[Dataset items]

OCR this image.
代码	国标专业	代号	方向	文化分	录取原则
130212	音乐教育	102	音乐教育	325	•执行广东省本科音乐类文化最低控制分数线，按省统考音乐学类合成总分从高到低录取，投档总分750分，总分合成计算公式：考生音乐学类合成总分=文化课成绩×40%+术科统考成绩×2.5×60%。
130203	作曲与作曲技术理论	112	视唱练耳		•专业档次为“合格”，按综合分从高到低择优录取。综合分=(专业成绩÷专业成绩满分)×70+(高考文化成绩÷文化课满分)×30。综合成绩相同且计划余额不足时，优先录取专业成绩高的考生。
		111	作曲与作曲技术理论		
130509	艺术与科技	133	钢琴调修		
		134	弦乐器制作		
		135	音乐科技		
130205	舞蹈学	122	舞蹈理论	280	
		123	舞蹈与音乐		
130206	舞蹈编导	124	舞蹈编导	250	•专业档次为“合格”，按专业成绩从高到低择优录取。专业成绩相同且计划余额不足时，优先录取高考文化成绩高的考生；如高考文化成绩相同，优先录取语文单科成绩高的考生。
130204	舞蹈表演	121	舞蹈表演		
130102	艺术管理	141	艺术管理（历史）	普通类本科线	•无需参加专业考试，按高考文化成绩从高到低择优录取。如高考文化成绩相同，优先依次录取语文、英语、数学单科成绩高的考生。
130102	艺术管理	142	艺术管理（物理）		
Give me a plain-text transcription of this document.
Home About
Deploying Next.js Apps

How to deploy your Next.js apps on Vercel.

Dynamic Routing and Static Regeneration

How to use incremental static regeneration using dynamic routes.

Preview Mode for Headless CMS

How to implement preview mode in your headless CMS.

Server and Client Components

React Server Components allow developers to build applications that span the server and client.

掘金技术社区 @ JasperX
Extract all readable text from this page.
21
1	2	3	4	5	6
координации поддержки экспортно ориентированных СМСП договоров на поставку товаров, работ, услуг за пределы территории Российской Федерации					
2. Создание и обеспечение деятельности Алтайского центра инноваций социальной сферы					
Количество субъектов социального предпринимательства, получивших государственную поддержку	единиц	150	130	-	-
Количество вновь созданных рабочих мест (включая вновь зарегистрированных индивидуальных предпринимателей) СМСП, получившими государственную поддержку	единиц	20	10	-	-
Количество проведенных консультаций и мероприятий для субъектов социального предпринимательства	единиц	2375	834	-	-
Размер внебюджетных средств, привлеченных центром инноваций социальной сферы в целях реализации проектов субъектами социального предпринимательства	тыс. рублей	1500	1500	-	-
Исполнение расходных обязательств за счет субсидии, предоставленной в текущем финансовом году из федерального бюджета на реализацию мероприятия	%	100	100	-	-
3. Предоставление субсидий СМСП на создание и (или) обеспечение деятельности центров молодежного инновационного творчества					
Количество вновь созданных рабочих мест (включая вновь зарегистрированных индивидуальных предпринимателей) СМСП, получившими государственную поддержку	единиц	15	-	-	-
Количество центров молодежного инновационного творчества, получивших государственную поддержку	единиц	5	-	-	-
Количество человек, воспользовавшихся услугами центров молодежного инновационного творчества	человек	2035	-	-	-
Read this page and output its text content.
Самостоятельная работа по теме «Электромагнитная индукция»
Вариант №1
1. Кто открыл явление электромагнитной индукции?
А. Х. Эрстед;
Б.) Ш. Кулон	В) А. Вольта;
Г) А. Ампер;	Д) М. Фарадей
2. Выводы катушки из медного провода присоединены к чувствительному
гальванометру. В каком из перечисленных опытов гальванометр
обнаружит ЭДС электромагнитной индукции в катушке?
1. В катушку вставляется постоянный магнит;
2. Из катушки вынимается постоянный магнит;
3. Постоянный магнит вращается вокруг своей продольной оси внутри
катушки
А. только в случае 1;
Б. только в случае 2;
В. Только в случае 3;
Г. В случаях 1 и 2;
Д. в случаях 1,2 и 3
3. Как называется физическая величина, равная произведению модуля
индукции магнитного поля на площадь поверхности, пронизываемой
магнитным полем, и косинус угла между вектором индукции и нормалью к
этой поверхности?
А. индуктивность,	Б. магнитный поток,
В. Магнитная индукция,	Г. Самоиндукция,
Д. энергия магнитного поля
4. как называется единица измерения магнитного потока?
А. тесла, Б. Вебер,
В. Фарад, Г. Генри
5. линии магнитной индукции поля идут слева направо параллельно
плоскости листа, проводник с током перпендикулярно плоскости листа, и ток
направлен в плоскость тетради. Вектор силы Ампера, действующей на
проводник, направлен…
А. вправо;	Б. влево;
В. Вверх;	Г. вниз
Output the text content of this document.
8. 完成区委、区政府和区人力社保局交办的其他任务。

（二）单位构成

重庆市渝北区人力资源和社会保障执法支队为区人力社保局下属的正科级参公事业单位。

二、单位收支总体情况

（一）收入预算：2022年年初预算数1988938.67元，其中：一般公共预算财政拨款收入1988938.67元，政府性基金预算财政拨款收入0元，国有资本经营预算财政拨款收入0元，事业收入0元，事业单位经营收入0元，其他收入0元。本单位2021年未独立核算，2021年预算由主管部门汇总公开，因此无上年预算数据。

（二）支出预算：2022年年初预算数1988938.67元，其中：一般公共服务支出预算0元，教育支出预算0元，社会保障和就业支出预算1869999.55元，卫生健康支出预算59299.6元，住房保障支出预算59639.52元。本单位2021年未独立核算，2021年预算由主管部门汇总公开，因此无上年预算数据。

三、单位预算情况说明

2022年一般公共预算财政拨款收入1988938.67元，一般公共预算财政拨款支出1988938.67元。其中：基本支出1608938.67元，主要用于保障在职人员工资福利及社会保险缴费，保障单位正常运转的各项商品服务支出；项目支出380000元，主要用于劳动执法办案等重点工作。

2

STATED EXERCISE -
Reproduce the listing above verbatim, from first line to last.

SOLUTION -
OCR this image.
代码	国标专业	代号	方向	文化分	录取原则
130212	音乐教育	102	音乐教育	325	•执行广东省本科音乐类文化最低控制分数线，按省统考音乐学类合成总分从高到低录取，投档总分750分，总分合成计算公式：考生音乐学类合成总分=文化课成绩×40%+术科统考成绩×2.5×60%。
130203	作曲与作曲技术理论	112	视唱练耳		•专业档次为“合格”，按综合分从高到低择优录取。综合分=(专业成绩÷专业成绩满分)×70+(高考文化成绩÷文化课满分)×30。综合成绩相同且计划余额不足时，优先录取专业成绩高的考生。
		111	作曲与作曲技术理论		
130509	艺术与科技	133	钢琴调修		
		134	弦乐器制作		
		135	音乐科技		
130205	舞蹈学	122	舞蹈理论	280	
		123	舞蹈与音乐		
130206	舞蹈编导	124	舞蹈编导	250	•专业档次为“合格”，按专业成绩从高到低择优录取。专业成绩相同且计划余额不足时，优先录取高考文化成绩高的考生；如高考文化成绩相同，优先录取语文单科成绩高的考生。
130204	舞蹈表演	121	舞蹈表演		
130102	艺术管理	141	艺术管理（历史）	普通类本科线	•无需参加专业考试，按高考文化成绩从高到低择优录取。如高考文化成绩相同，优先依次录取语文、英语、数学单科成绩高的考生。
130102	艺术管理	142	艺术管理（物理）		
Give me a plain-text transcription of this document.
Home About
Deploying Next.js Apps

How to deploy your Next.js apps on Vercel.

Dynamic Routing and Static Regeneration

How to use incremental static regeneration using dynamic routes.

Preview Mode for Headless CMS

How to implement preview mode in your headless CMS.

Server and Client Components

React Server Components allow developers to build applications that span the server and client.

掘金技术社区 @ JasperX
Extract all readable text from this page.
21
1	2	3	4	5	6
координации поддержки экспортно ориентированных СМСП договоров на поставку товаров, работ, услуг за пределы территории Российской Федерации					
2. Создание и обеспечение деятельности Алтайского центра инноваций социальной сферы					
Количество субъектов социального предпринимательства, получивших государственную поддержку	единиц	150	130	-	-
Количество вновь созданных рабочих мест (включая вновь зарегистрированных индивидуальных предпринимателей) СМСП, получившими государственную поддержку	единиц	20	10	-	-
Количество проведенных консультаций и мероприятий для субъектов социального предпринимательства	единиц	2375	834	-	-
Размер внебюджетных средств, привлеченных центром инноваций социальной сферы в целях реализации проектов субъектами социального предпринимательства	тыс. рублей	1500	1500	-	-
Исполнение расходных обязательств за счет субсидии, предоставленной в текущем финансовом году из федерального бюджета на реализацию мероприятия	%	100	100	-	-
3. Предоставление субсидий СМСП на создание и (или) обеспечение деятельности центров молодежного инновационного творчества					
Количество вновь созданных рабочих мест (включая вновь зарегистрированных индивидуальных предпринимателей) СМСП, получившими государственную поддержку	единиц	15	-	-	-
Количество центров молодежного инновационного творчества, получивших государственную поддержку	единиц	5	-	-	-
Количество человек, воспользовавшихся услугами центров молодежного инновационного творчества	человек	2035	-	-	-
Read this page and output its text content.
Самостоятельная работа по теме «Электромагнитная индукция»
Вариант №1
1. Кто открыл явление электромагнитной индукции?
А. Х. Эрстед;
Б.) Ш. Кулон	В) А. Вольта;
Г) А. Ампер;	Д) М. Фарадей
2. Выводы катушки из медного провода присоединены к чувствительному
гальванометру. В каком из перечисленных опытов гальванометр
обнаружит ЭДС электромагнитной индукции в катушке?
1. В катушку вставляется постоянный магнит;
2. Из катушки вынимается постоянный магнит;
3. Постоянный магнит вращается вокруг своей продольной оси внутри
катушки
А. только в случае 1;
Б. только в случае 2;
В. Только в случае 3;
Г. В случаях 1 и 2;
Д. в случаях 1,2 и 3
3. Как называется физическая величина, равная произведению модуля
индукции магнитного поля на площадь поверхности, пронизываемой
магнитным полем, и косинус угла между вектором индукции и нормалью к
этой поверхности?
А. индуктивность,	Б. магнитный поток,
В. Магнитная индукция,	Г. Самоиндукция,
Д. энергия магнитного поля
4. как называется единица измерения магнитного потока?
А. тесла, Б. Вебер,
В. Фарад, Г. Генри
5. линии магнитной индукции поля идут слева направо параллельно
плоскости листа, проводник с током перпендикулярно плоскости листа, и ток
направлен в плоскость тетради. Вектор силы Ампера, действующей на
проводник, направлен…
А. вправо;	Б. влево;
В. Вверх;	Г. вниз
Output the text content of this document.
8. 完成区委、区政府和区人力社保局交办的其他任务。

（二）单位构成

重庆市渝北区人力资源和社会保障执法支队为区人力社保局下属的正科级参公事业单位。

二、单位收支总体情况

（一）收入预算：2022年年初预算数1988938.67元，其中：一般公共预算财政拨款收入1988938.67元，政府性基金预算财政拨款收入0元，国有资本经营预算财政拨款收入0元，事业收入0元，事业单位经营收入0元，其他收入0元。本单位2021年未独立核算，2021年预算由主管部门汇总公开，因此无上年预算数据。

（二）支出预算：2022年年初预算数1988938.67元，其中：一般公共服务支出预算0元，教育支出预算0元，社会保障和就业支出预算1869999.55元，卫生健康支出预算59299.6元，住房保障支出预算59639.52元。本单位2021年未独立核算，2021年预算由主管部门汇总公开，因此无上年预算数据。

三、单位预算情况说明

2022年一般公共预算财政拨款收入1988938.67元，一般公共预算财政拨款支出1988938.67元。其中：基本支出1608938.67元，主要用于保障在职人员工资福利及社会保险缴费，保障单位正常运转的各项商品服务支出；项目支出380000元，主要用于劳动执法办案等重点工作。

2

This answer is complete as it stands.